Vorliegender Text:
Wibke Brems (GRÜNE): Sehr geehrter Herr Präsident! Sehr geehrte Kolleginnen und Kollegen! Wir haben es in der Hand, welche Geschichte später über uns und über Nordrhein-Westfalen erzählt wird. Wir entscheiden jetzt, wie Nordrhein-Westfalen in fünf Jahren und in fünf Jahrzehnten aussehen wird. Damit das jedoch ein gerechtes, ein faires, ein nachhaltiges, ein sicheres und ein krisenfestes Nordrhein-Westfalen sein wird, brauchen wir Veränderungen. Mit einem „Weiter so!“ gibt es für die Krisen dieser Zeit keine nachhaltigen Lösungen, denn das „Weiter wie bisher!“ hat uns doch erst in diese Situation gebracht.

(Beifall von den GRÜNEN und der CDU)

Manch‘ Ankündigungsminister sorgte in den vergangenen Jahren zwar für ein Gefühl von Aufbruch, aber geändert hat sich viel zu wenig. Jetzt ist die Zeit zu handeln, und dazu ist unsere starke grüne Fraktion bereit. Wir übernehmen in einer von Krisen geprägten Zeit Verantwortung in einer Konstellation, die in NRW neu ist. Das bietet die Chance, unterschiedliche gesellschaftliche Interessen zu vereinen und für festgefahrene Themen neue Lösungen zu finden. CDU und Grüne bleiben dabei natürlich eigenständig. Allerdings nutzen wir unsere jeweiligen Stärken, um über alte Lager hinweg gemeinsam daran zu arbeiten, NRW zukunftsfest zu machen.

Wir versprechen: Wir nehmen die Herausforderungen an. Wir hören zu. Wir nehmen die Sorgen der Menschen ernst. Wir handeln.

Übersicht der Zeilen:
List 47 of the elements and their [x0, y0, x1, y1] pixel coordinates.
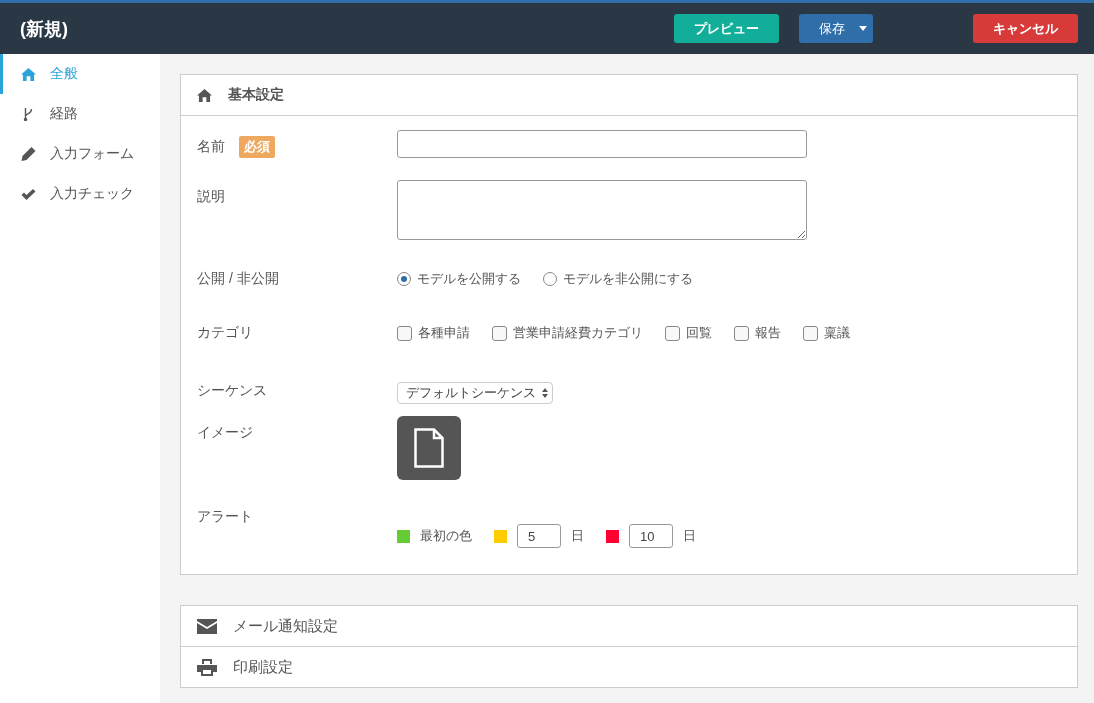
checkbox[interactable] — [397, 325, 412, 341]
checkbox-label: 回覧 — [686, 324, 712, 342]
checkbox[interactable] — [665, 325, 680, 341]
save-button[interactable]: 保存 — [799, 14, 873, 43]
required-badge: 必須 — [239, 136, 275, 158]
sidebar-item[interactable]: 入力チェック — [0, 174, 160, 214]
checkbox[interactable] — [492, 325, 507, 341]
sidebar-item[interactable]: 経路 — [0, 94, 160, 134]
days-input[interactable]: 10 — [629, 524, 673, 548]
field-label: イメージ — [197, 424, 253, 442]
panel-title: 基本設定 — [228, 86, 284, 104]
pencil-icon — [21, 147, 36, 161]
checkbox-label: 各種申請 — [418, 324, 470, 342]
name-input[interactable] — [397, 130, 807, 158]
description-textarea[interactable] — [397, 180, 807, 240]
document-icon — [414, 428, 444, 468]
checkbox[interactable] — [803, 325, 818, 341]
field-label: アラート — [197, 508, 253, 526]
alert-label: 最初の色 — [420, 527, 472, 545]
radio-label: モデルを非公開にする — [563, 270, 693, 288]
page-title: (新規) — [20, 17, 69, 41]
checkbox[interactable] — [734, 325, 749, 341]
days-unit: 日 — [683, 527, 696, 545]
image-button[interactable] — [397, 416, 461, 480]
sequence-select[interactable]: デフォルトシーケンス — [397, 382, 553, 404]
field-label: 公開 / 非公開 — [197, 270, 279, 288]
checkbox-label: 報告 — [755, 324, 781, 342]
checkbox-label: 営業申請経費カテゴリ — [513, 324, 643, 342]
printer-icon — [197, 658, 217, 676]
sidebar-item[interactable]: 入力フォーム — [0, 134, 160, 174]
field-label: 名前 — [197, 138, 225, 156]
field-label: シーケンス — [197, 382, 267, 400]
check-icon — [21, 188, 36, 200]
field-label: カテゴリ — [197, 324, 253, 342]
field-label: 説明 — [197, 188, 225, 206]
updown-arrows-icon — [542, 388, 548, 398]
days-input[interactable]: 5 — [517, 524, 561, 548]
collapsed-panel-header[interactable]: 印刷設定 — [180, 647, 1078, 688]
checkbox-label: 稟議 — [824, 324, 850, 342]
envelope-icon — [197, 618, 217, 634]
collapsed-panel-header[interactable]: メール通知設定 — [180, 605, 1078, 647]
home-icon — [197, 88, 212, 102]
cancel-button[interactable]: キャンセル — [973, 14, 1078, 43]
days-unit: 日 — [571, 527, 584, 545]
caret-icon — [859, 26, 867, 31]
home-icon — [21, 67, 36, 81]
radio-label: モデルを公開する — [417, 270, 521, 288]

--

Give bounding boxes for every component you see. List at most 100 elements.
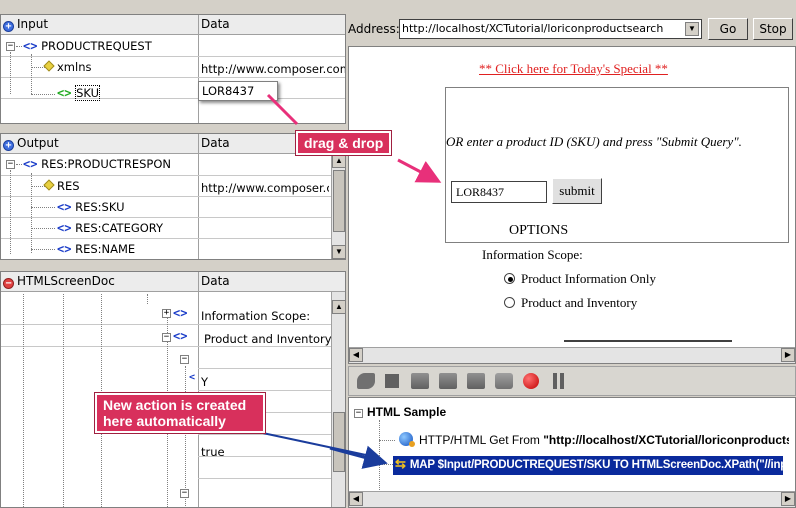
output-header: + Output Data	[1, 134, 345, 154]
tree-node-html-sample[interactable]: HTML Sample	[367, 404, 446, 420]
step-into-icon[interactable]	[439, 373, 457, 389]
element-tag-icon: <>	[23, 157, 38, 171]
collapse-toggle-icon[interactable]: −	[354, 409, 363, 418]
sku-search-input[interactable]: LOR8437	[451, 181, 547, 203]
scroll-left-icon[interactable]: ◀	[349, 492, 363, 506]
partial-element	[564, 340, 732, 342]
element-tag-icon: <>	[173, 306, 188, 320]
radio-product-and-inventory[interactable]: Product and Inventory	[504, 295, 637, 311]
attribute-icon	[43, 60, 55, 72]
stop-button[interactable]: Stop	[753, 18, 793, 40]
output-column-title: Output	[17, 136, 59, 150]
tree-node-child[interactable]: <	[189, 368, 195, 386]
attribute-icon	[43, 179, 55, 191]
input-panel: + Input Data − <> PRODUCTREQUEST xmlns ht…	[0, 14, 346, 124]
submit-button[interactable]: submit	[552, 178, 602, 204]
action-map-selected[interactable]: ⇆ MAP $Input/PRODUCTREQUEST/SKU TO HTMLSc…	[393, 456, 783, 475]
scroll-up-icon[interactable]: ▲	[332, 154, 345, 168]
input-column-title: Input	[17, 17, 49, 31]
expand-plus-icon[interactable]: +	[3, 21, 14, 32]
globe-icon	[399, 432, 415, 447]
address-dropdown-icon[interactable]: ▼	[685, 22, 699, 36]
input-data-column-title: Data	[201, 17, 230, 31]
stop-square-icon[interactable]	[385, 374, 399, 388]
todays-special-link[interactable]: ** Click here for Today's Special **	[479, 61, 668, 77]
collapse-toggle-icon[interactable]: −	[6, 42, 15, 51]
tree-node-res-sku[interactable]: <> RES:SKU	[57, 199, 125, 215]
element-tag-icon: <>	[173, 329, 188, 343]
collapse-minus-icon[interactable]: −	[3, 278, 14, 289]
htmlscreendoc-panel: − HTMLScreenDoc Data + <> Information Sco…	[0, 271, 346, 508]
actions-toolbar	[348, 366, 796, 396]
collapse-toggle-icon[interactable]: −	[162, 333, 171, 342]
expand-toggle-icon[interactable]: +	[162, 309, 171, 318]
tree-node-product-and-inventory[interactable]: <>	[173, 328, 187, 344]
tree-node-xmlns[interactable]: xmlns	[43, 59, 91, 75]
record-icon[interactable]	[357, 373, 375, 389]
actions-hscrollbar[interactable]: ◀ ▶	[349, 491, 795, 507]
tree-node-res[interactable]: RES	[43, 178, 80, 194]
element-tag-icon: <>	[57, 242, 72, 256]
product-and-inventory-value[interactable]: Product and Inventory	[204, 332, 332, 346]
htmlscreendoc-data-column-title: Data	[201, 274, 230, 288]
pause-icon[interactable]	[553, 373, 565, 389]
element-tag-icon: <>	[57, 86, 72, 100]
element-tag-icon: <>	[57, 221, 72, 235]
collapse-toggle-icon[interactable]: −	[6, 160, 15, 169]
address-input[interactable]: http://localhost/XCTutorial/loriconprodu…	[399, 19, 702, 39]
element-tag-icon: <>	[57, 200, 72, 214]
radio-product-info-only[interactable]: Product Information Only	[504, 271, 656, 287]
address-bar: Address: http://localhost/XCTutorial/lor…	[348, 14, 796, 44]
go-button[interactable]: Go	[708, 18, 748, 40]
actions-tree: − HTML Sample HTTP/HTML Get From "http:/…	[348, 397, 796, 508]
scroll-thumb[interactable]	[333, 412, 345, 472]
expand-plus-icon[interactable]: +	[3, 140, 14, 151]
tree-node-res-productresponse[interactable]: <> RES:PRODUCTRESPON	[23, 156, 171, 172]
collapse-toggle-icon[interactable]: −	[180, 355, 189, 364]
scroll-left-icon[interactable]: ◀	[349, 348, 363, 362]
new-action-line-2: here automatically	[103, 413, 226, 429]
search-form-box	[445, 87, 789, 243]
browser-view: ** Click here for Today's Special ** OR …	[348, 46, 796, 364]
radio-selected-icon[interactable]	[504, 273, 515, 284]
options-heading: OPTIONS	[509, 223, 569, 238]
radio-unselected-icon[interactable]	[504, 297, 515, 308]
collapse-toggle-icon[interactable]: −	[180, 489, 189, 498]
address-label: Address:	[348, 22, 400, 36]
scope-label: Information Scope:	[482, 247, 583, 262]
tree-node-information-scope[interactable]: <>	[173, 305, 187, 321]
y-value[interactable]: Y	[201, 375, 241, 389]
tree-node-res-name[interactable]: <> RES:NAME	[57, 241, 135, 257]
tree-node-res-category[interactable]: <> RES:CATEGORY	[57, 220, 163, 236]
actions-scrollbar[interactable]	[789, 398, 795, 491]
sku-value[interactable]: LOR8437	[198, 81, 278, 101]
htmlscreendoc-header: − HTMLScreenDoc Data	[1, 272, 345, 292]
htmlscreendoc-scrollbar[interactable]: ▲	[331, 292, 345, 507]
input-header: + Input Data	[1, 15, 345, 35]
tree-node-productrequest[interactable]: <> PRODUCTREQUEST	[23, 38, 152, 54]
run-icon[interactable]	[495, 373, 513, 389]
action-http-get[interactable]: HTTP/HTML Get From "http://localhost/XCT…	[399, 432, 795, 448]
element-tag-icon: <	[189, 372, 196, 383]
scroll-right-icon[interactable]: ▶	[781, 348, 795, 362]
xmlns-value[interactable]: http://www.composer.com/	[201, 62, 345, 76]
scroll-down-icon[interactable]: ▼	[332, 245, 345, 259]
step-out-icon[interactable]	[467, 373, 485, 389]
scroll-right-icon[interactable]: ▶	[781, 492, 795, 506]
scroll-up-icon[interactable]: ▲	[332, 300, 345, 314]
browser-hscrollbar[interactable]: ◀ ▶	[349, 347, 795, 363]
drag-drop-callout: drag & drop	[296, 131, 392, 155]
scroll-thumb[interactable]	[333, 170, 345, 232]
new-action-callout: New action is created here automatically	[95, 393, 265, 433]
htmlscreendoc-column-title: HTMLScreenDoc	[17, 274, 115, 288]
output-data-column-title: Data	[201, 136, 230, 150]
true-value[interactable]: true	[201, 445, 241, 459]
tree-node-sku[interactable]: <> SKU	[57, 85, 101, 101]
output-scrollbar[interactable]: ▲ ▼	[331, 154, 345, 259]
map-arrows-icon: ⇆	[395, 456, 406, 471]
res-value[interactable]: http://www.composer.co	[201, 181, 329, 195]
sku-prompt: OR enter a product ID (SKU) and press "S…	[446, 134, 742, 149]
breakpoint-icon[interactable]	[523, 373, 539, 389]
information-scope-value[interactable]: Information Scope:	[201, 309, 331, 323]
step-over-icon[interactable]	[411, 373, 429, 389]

--

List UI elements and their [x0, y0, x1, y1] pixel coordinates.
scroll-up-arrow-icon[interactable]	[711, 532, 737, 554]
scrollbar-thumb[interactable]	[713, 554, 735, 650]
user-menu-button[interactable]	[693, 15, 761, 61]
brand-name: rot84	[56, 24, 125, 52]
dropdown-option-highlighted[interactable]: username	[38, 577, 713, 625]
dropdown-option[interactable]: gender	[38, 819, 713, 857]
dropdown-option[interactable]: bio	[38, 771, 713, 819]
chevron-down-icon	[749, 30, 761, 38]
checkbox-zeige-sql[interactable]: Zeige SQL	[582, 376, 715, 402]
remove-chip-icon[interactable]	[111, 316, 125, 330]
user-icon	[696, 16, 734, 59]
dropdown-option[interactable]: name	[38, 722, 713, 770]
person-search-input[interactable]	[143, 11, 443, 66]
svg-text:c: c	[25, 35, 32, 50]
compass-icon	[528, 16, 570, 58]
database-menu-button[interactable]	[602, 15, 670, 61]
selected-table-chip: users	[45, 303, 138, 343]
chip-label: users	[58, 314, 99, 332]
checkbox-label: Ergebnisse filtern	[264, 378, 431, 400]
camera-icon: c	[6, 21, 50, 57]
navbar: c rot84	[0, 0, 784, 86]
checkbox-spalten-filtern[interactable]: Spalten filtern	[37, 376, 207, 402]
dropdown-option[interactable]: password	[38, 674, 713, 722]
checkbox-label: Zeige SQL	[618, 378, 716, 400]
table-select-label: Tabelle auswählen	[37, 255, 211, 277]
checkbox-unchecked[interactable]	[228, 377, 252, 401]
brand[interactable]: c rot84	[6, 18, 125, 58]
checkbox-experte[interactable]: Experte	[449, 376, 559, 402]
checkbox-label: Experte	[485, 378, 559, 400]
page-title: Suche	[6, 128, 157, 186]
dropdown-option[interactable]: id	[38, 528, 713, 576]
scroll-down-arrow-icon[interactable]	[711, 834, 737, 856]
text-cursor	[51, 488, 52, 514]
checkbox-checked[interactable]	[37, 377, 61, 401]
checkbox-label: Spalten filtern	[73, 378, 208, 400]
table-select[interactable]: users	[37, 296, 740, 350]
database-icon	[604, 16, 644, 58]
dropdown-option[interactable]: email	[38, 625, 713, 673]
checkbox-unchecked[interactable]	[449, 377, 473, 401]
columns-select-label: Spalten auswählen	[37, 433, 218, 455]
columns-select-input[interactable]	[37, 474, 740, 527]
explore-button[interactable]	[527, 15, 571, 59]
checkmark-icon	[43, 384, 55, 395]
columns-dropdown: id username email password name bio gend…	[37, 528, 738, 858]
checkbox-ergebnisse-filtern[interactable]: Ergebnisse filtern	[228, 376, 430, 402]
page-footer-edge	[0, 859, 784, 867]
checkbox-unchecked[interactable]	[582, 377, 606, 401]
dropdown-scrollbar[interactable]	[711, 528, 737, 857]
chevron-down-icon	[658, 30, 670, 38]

Aufgaben:
- A) Gib die Rede von Wibke Brems zwischen „Wibke Brems (GRÜNE): Sehr“ und „diese Situation gebracht.“, beides eingeschlossen, wortgetreu wieder.
- B) Welche beiden Parteien bleiben laut der Rede von Wibke Brems eigenständig?
- C) Setze die Rede von Wibke Brems bitte dort fort, wo sie endet.
Die Zeilen sind eigenständiges Material und gehören nicht zur Rede von Wibke Brems.

Ergebnisse je Aufgabe:
- A)
Wibke Brems (GRÜNE): Sehr geehrter Herr Präsident! Sehr geehrte Kolleginnen und Kollegen! Wir haben es in der Hand, welche Geschichte später über uns und über Nordrhein-Westfalen erzählt wird. Wir entscheiden jetzt, wie Nordrhein-Westfalen in fünf Jahren und in fünf Jahrzehnten aussehen wird. Damit das jedoch ein gerechtes, ein faires, ein nachhaltiges, ein sicheres und ein krisenfestes Nordrhein-Westfalen sein wird, brauchen wir Veränderungen. Mit einem „Weiter so!“ gibt es für die Krisen dieser Zeit keine nachhaltigen Lösungen, denn das „Weiter wie bisher!“ hat uns doch erst in diese Situation gebracht.

- B) CDU und Grüne.

- C)
(Beifall von den GRÜNEN und der CDU)

Es ist unsere Verantwortung, Antworten zu finden, umzusetzen und sie an neue Situationen anzupassen – für die alleinerziehende Mutter, die schon bisher jeden Cent umdrehen musste und bald nicht mehr weiß, woher sie das Geld für das Heizen im kommenden Winter geschweige denn für die Klassenfahrt nehmen soll, für die Eltern, die zu Recht erwarten, dass die Bildung ihrer Kinder trotz Lehrermangel und der in der Coronazeit entstandenen Defizite oberste Priorität hat, für die Kinder, die sich um ihre Zukunft auf unserem Planeten Sorgen machen, für den Bauern, der durch die Dürre seine Ernte und sein Einkommen gefährdet sieht, für die Künstlerin und den Gastronomen, die nach den harten Coronazeiten immer noch keine Sicherheit für ihre Zukunft haben, und für die Unternehmerin, die ihre Firma zukunftsfähig aufstellen will, aber dafür andere Rahmenbedingungen braucht, damit sich Investitionen in klimafreundliche Verfahren lohnen.

Auch wenn es auf den ersten Blick nicht so scheint, hängen alle diese Aspekte irgendwie zusammen: saubere Umwelt, Gesundheit, gute Bildung für alle, soziale Sicherheit, wirtschaftlicher Erfolg, Ökonomie, Ökologie, Soziales. Die drei Säulen der Nachhaltigkeit zu einem harmonischen Dreiklang zu machen, ist die Aufgabe unserer Zeit.

(Beifall von den GRÜNEN und der CDU)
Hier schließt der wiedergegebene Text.